Bundesarbeitsgericht präzisiert Bestimmung von Ausschlussfristen beim Entgelt-Rückzahlungsanspruch
Entstanden ist ein Anspruch, wenn alle Voraussetzungen eingetreten sind, von denen er abhängt. Er wird fällig, wenn der Gläubiger die Leistung verlangen kann. Dieser Zeitpunkt kann auch erst nach dem Entstehen der Forderung liegen. Der Begriff der Fälligkeit in Ausschlussfristen ist unter Einbeziehung des Kenntnisstands des Gläubigers und subjektiver Zurechnungsgesichtspunkte interessengerecht auszulegen. Es muss dem Gläubiger tatsächlich möglich sein, seinen Anspruch geltend zu machen. Liegen die rechtsbegründenden Tatsachen für einen Zahlungsanspruch in der Sphäre des Schuldners, ist zu prüfen, ob der Gläubiger es durch schuldhaftes Zögern versäumt hat, sich Kenntnis von den Voraussetzungen zu verschaffen, die er für die Geltendmachung seines Anspruchs benötigt.

#### Aufgabenstellung
Beantworten Sie anhand des Lesetexts zu Ausschlussfristen diese Fragen:
1. Wann ist ein Anspruch entstanden?
2. Wann wird ein Anspruch fällig?
3. Was ist zu prüfen, wenn die rechtsbegründenden Tatsachen für einen Zahlungsanspruch in der Sphäre des Schuldners liegen?
Die Datensätze sind für die Bearbeitung nicht erforderlich.

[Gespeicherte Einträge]
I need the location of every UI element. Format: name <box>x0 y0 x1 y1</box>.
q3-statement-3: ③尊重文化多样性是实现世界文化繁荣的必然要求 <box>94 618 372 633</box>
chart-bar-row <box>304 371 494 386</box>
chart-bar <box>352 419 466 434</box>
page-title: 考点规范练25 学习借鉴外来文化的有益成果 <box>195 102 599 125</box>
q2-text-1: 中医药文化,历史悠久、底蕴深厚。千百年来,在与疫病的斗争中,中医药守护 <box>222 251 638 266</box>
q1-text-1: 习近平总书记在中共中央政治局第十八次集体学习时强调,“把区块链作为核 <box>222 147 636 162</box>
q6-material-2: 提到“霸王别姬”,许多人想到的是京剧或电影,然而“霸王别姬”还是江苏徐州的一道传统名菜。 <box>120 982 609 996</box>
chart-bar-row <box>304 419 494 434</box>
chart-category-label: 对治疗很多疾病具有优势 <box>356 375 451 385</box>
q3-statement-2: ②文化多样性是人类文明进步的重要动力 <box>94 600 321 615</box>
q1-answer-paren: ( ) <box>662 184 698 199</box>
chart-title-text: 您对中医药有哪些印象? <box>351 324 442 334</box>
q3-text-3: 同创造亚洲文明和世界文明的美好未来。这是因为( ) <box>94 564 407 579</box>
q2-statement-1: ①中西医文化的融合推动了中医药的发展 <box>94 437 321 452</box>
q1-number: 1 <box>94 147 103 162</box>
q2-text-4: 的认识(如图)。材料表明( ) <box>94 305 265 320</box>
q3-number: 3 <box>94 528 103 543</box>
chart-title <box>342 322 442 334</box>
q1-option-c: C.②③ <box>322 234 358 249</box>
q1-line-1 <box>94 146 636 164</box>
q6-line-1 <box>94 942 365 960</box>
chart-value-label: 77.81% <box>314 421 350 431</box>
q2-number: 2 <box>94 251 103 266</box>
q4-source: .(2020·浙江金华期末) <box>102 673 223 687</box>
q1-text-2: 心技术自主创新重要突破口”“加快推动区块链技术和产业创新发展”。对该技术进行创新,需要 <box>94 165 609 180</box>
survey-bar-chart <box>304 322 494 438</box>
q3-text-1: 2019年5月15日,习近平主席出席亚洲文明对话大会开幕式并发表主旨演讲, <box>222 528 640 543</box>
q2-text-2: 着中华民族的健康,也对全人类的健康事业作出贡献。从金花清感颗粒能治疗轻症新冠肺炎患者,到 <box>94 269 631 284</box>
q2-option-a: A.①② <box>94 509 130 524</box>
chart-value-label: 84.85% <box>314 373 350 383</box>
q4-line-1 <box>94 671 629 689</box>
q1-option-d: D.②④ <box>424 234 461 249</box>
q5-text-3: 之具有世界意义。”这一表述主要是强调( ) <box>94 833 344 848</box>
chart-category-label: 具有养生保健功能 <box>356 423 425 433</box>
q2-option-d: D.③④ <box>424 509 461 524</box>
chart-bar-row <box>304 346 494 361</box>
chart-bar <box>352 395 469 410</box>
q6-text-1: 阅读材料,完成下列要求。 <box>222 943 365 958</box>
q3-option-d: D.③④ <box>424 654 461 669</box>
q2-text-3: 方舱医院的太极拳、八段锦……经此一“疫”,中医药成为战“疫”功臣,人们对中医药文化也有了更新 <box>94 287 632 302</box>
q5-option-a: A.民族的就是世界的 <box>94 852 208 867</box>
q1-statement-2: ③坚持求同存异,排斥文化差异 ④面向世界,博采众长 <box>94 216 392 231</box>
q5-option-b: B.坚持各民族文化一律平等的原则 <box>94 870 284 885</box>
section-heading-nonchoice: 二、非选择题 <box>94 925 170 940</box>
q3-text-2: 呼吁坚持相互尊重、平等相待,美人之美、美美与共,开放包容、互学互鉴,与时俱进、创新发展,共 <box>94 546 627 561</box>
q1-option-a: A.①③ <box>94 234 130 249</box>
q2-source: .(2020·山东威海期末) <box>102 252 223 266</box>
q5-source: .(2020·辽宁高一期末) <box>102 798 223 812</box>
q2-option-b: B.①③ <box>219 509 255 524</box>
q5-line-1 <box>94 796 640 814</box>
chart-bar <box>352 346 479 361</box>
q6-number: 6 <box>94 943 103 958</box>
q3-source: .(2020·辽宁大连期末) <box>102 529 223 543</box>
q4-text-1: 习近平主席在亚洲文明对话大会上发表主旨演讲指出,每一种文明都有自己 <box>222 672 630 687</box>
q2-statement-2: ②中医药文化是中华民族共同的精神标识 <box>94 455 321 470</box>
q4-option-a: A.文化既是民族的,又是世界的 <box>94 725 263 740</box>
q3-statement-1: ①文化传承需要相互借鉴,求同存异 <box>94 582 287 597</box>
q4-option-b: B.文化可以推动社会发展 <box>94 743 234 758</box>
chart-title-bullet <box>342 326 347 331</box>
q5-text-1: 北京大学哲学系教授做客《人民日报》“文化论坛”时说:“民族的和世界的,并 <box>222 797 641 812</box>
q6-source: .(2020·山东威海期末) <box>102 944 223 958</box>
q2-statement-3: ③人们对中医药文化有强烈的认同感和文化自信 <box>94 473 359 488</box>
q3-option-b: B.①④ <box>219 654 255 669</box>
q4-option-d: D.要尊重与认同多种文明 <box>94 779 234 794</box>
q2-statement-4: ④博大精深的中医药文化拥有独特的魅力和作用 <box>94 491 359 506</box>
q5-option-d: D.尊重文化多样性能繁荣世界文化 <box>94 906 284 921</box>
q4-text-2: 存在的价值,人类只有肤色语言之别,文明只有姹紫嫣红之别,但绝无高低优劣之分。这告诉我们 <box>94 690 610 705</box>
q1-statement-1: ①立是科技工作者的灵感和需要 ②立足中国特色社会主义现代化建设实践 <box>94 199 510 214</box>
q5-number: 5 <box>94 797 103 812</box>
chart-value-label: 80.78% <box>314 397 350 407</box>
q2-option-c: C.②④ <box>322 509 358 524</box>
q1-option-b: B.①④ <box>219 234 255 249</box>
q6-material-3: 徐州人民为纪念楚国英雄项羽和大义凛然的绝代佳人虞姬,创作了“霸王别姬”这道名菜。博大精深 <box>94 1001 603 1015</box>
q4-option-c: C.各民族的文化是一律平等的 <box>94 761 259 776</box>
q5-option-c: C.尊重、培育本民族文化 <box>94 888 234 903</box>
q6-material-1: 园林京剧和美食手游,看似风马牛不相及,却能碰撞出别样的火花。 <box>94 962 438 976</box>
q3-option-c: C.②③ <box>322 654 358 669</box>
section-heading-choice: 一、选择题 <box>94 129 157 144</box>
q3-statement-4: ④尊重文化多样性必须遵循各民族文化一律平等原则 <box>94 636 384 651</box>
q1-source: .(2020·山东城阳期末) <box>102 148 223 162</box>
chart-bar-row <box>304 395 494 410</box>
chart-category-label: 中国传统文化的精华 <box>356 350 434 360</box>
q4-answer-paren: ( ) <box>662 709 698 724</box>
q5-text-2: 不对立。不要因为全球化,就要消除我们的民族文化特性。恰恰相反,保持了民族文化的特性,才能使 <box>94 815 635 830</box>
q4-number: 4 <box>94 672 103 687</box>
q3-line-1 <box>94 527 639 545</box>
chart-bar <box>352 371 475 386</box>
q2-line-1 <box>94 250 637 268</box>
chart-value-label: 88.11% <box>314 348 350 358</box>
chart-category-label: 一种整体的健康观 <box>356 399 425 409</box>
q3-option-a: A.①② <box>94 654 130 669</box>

#### Antwortfeld
1. Wenn alle Voraussetzungen eingetreten sind, von denen er abhängt.
2. Wenn der Gläubiger die Leistung verlangen kann.
3. Ob der Gläubiger es durch schuldhaftes Zögern versäumt hat, sich Kenntnis von den Voraussetzungen zu verschaffen, die er für die Geltendmachung seines Anspruchs benötigt.